··· Extracted information

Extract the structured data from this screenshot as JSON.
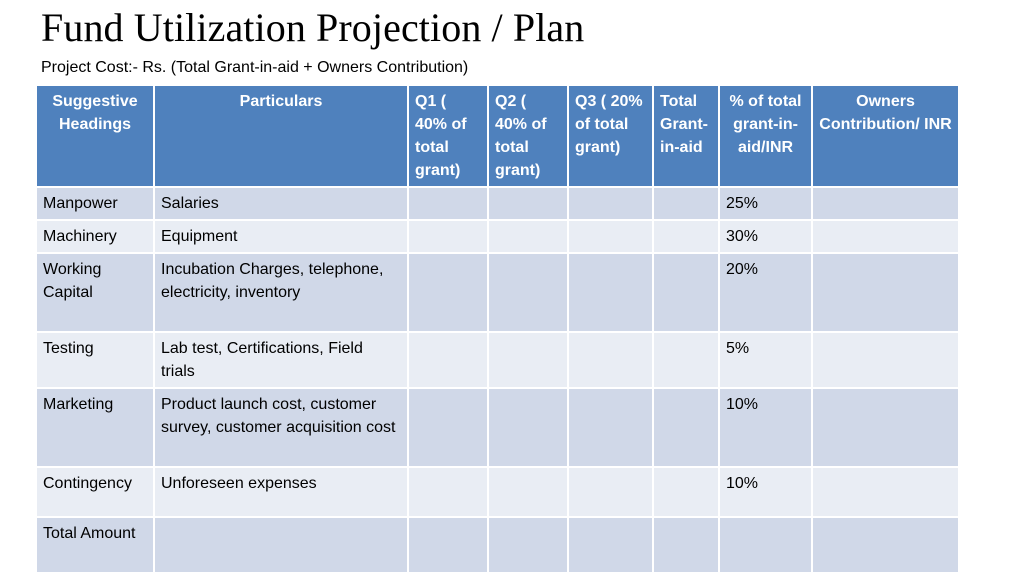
{
  "slide": {
    "title": "Fund Utilization Projection / Plan",
    "subtitle": "Project Cost:- Rs. (Total Grant-in-aid + Owners Contribution)"
  },
  "table": {
    "headers": [
      "Suggestive Headings",
      "Particulars",
      "Q1 ( 40% of total grant)",
      "Q2 ( 40% of total grant)",
      "Q3 ( 20% of total grant)",
      "Total Grant-in-aid",
      "% of total grant-in-aid/INR",
      "Owners Contribution/ INR"
    ],
    "rows": [
      {
        "heading": "Manpower",
        "particulars": "Salaries",
        "q1": "",
        "q2": "",
        "q3": "",
        "total_grant": "",
        "percent": "25%",
        "owners": ""
      },
      {
        "heading": "Machinery",
        "particulars": "Equipment",
        "q1": "",
        "q2": "",
        "q3": "",
        "total_grant": "",
        "percent": "30%",
        "owners": ""
      },
      {
        "heading": "Working Capital",
        "particulars": "Incubation Charges, telephone, electricity, inventory",
        "q1": "",
        "q2": "",
        "q3": "",
        "total_grant": "",
        "percent": "20%",
        "owners": ""
      },
      {
        "heading": "Testing",
        "particulars": "Lab test, Certifications, Field trials",
        "q1": "",
        "q2": "",
        "q3": "",
        "total_grant": "",
        "percent": "5%",
        "owners": ""
      },
      {
        "heading": "Marketing",
        "particulars": "Product launch cost, customer survey, customer acquisition cost",
        "q1": "",
        "q2": "",
        "q3": "",
        "total_grant": "",
        "percent": "10%",
        "owners": ""
      },
      {
        "heading": "Contingency",
        "particulars": "Unforeseen expenses",
        "q1": "",
        "q2": "",
        "q3": "",
        "total_grant": "",
        "percent": "10%",
        "owners": ""
      },
      {
        "heading": "Total Amount",
        "particulars": "",
        "q1": "",
        "q2": "",
        "q3": "",
        "total_grant": "",
        "percent": "",
        "owners": ""
      }
    ]
  },
  "colors": {
    "header_bg": "#4f81bd",
    "row_odd_bg": "#d0d8e8",
    "row_even_bg": "#e9edf4"
  }
}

······

What you are asked to do: From the records given above, reproduce all text exactly and exclude each picture.

Completed exercise:
Extract the structured data from this screenshot as JSON.
{
  "slide": {
    "title": "Fund Utilization Projection / Plan",
    "subtitle": "Project Cost:- Rs. (Total Grant-in-aid + Owners Contribution)"
  },
  "table": {
    "headers": [
      "Suggestive Headings",
      "Particulars",
      "Q1 ( 40% of total grant)",
      "Q2 ( 40% of total grant)",
      "Q3 ( 20% of total grant)",
      "Total Grant-in-aid",
      "% of total grant-in-aid/INR",
      "Owners Contribution/ INR"
    ],
    "rows": [
      {
        "heading": "Manpower",
        "particulars": "Salaries",
        "q1": "",
        "q2": "",
        "q3": "",
        "total_grant": "",
        "percent": "25%",
        "owners": ""
      },
      {
        "heading": "Machinery",
        "particulars": "Equipment",
        "q1": "",
        "q2": "",
        "q3": "",
        "total_grant": "",
        "percent": "30%",
        "owners": ""
      },
      {
        "heading": "Working Capital",
        "particulars": "Incubation Charges, telephone, electricity, inventory",
        "q1": "",
        "q2": "",
        "q3": "",
        "total_grant": "",
        "percent": "20%",
        "owners": ""
      },
      {
        "heading": "Testing",
        "particulars": "Lab test, Certifications, Field trials",
        "q1": "",
        "q2": "",
        "q3": "",
        "total_grant": "",
        "percent": "5%",
        "owners": ""
      },
      {
        "heading": "Marketing",
        "particulars": "Product launch cost, customer survey, customer acquisition cost",
        "q1": "",
        "q2": "",
        "q3": "",
        "total_grant": "",
        "percent": "10%",
        "owners": ""
      },
      {
        "heading": "Contingency",
        "particulars": "Unforeseen expenses",
        "q1": "",
        "q2": "",
        "q3": "",
        "total_grant": "",
        "percent": "10%",
        "owners": ""
      },
      {
        "heading": "Total Amount",
        "particulars": "",
        "q1": "",
        "q2": "",
        "q3": "",
        "total_grant": "",
        "percent": "",
        "owners": ""
      }
    ]
  },
  "colors": {
    "header_bg": "#4f81bd",
    "row_odd_bg": "#d0d8e8",
    "row_even_bg": "#e9edf4"
  }
}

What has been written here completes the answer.